Reproduce every line of the items below character for character, with no changes.
○ ○ ○ ○
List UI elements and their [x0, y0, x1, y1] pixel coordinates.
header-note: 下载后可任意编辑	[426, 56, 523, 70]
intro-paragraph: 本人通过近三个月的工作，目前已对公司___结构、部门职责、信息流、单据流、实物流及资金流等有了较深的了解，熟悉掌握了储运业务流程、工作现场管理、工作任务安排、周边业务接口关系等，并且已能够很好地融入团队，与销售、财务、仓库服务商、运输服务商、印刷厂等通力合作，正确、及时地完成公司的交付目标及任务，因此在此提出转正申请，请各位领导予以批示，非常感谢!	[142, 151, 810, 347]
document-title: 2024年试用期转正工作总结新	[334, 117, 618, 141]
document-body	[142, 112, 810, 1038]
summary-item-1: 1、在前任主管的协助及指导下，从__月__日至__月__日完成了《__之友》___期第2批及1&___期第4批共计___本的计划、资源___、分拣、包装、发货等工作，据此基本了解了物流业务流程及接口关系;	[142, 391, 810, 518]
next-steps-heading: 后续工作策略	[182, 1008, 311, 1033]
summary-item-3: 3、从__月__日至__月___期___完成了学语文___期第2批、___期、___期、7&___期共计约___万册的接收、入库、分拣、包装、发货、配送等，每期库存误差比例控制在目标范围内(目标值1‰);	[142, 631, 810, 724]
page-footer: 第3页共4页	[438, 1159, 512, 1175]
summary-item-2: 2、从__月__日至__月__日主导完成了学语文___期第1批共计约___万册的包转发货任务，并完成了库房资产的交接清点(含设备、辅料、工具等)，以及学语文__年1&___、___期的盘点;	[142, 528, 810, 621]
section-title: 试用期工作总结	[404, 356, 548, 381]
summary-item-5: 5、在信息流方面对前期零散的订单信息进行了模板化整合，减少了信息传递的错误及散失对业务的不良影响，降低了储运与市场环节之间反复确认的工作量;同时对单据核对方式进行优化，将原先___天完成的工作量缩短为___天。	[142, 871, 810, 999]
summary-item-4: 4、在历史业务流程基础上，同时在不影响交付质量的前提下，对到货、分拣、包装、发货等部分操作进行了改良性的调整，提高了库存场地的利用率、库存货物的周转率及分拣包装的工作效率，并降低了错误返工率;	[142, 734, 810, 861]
○ ○ ○ ○
ANSWER FOR THIS EXERCISE:
List UI elements and their [x0, y0, x1, y1] pixel coordinates.
header-note: 下载后可任意编辑	[426, 56, 523, 70]
intro-paragraph: 本人通过近三个月的工作，目前已对公司___结构、部门职责、信息流、单据流、实物流及资金流等有了较深的了解，熟悉掌握了储运业务流程、工作现场管理、工作任务安排、周边业务接口关系等，并且已能够很好地融入团队，与销售、财务、仓库服务商、运输服务商、印刷厂等通力合作，正确、及时地完成公司的交付目标及任务，因此在此提出转正申请，请各位领导予以批示，非常感谢!	[142, 151, 810, 347]
document-title: 2024年试用期转正工作总结新	[334, 117, 618, 141]
document-body	[142, 112, 810, 1038]
summary-item-1: 1、在前任主管的协助及指导下，从__月__日至__月__日完成了《__之友》___期第2批及1&___期第4批共计___本的计划、资源___、分拣、包装、发货等工作，据此基本了解了物流业务流程及接口关系;	[142, 391, 810, 518]
next-steps-heading: 后续工作策略	[182, 1008, 311, 1033]
summary-item-3: 3、从__月__日至__月___期___完成了学语文___期第2批、___期、___期、7&___期共计约___万册的接收、入库、分拣、包装、发货、配送等，每期库存误差比例控制在目标范围内(目标值1‰);	[142, 631, 810, 724]
page-footer: 第3页共4页	[438, 1159, 512, 1175]
summary-item-2: 2、从__月__日至__月__日主导完成了学语文___期第1批共计约___万册的包转发货任务，并完成了库房资产的交接清点(含设备、辅料、工具等)，以及学语文__年1&___、___期的盘点;	[142, 528, 810, 621]
section-title: 试用期工作总结	[404, 356, 548, 381]
summary-item-5: 5、在信息流方面对前期零散的订单信息进行了模板化整合，减少了信息传递的错误及散失对业务的不良影响，降低了储运与市场环节之间反复确认的工作量;同时对单据核对方式进行优化，将原先___天完成的工作量缩短为___天。	[142, 871, 810, 999]
summary-item-4: 4、在历史业务流程基础上，同时在不影响交付质量的前提下，对到货、分拣、包装、发货等部分操作进行了改良性的调整，提高了库存场地的利用率、库存货物的周转率及分拣包装的工作效率，并降低了错误返工率;	[142, 734, 810, 861]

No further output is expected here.